Copy out the material from its very beginning through the line that contains "table-row: 2. 유", keeping every character the same.
------------------------
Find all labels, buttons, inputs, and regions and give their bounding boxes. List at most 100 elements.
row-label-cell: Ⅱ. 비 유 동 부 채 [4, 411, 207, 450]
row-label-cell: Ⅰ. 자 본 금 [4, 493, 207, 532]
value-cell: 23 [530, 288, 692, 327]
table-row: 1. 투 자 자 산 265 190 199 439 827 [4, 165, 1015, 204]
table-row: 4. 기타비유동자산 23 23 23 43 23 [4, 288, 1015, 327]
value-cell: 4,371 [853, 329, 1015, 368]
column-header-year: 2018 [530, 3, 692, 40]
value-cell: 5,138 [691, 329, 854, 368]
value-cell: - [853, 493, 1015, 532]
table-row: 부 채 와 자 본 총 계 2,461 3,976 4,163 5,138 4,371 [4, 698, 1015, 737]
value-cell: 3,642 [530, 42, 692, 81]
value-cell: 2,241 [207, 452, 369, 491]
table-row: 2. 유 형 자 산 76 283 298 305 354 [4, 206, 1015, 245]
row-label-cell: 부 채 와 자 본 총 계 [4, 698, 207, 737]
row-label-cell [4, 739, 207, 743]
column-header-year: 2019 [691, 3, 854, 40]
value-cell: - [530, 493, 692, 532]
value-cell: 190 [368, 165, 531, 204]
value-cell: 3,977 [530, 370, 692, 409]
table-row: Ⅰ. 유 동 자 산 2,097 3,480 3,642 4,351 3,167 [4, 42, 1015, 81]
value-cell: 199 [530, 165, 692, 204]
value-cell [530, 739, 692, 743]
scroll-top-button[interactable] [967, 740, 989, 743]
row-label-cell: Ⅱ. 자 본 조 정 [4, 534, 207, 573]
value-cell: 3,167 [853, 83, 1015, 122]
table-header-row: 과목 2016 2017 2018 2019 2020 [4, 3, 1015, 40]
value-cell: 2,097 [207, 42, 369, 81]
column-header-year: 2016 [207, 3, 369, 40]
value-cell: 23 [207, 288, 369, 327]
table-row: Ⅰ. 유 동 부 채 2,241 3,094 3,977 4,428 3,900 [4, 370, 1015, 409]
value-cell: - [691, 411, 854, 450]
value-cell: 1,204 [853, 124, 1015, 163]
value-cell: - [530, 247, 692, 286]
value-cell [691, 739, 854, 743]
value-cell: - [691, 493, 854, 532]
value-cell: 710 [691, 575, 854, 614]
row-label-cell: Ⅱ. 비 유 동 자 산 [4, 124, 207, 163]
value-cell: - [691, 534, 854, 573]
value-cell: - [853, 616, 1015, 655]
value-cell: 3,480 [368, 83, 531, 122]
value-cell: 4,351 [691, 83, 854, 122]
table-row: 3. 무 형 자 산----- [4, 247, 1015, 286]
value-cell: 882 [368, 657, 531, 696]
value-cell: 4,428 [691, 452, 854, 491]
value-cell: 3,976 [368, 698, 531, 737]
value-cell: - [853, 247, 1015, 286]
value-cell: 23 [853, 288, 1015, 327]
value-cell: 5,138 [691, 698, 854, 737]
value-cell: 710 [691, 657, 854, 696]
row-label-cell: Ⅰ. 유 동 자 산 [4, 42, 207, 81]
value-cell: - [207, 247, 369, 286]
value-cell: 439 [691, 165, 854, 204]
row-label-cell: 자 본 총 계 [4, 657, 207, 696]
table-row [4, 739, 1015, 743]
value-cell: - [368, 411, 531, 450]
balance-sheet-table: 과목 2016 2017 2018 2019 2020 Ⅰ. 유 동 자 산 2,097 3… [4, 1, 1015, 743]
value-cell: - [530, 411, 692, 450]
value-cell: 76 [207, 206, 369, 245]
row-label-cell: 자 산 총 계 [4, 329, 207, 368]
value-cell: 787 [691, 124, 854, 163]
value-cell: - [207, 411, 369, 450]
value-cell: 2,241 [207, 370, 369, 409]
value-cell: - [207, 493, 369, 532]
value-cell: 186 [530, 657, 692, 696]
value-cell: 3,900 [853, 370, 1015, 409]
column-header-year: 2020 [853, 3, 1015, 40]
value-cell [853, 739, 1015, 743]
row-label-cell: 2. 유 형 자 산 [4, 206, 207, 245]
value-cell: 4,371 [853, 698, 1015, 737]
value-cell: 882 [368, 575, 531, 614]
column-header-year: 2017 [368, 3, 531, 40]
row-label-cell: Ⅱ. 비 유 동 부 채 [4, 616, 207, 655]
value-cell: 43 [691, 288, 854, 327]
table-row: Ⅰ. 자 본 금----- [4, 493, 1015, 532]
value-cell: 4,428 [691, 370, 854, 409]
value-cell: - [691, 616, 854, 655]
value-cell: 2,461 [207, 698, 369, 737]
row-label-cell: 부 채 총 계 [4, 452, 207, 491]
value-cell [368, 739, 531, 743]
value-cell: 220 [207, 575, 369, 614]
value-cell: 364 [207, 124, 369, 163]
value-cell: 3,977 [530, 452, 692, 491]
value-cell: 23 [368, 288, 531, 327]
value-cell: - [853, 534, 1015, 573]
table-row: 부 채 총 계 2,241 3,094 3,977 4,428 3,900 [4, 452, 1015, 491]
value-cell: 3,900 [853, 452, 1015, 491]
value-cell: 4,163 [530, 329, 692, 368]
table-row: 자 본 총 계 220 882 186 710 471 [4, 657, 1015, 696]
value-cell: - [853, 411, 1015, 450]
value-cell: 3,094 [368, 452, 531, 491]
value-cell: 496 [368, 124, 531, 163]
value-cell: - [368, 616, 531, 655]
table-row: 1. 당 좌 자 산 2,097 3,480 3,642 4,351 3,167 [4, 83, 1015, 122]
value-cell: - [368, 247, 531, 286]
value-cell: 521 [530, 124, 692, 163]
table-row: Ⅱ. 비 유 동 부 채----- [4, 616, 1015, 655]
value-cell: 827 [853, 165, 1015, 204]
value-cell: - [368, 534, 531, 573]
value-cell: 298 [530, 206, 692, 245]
------------------------
=== Task output ===
Find all labels, buttons, inputs, and regions and give their bounding boxes. List at most 100 elements.
row-label-cell: Ⅱ. 비 유 동 부 채 [4, 411, 207, 450]
row-label-cell: Ⅰ. 자 본 금 [4, 493, 207, 532]
value-cell: 23 [530, 288, 692, 327]
table-row: 1. 투 자 자 산 265 190 199 439 827 [4, 165, 1015, 204]
table-row: 4. 기타비유동자산 23 23 23 43 23 [4, 288, 1015, 327]
value-cell: 4,371 [853, 329, 1015, 368]
column-header-year: 2018 [530, 3, 692, 40]
value-cell: 5,138 [691, 329, 854, 368]
value-cell: - [853, 493, 1015, 532]
table-row: 부 채 와 자 본 총 계 2,461 3,976 4,163 5,138 4,371 [4, 698, 1015, 737]
value-cell: 3,642 [530, 42, 692, 81]
value-cell: 2,241 [207, 452, 369, 491]
table-row: 2. 유 형 자 산 76 283 298 305 354 [4, 206, 1015, 245]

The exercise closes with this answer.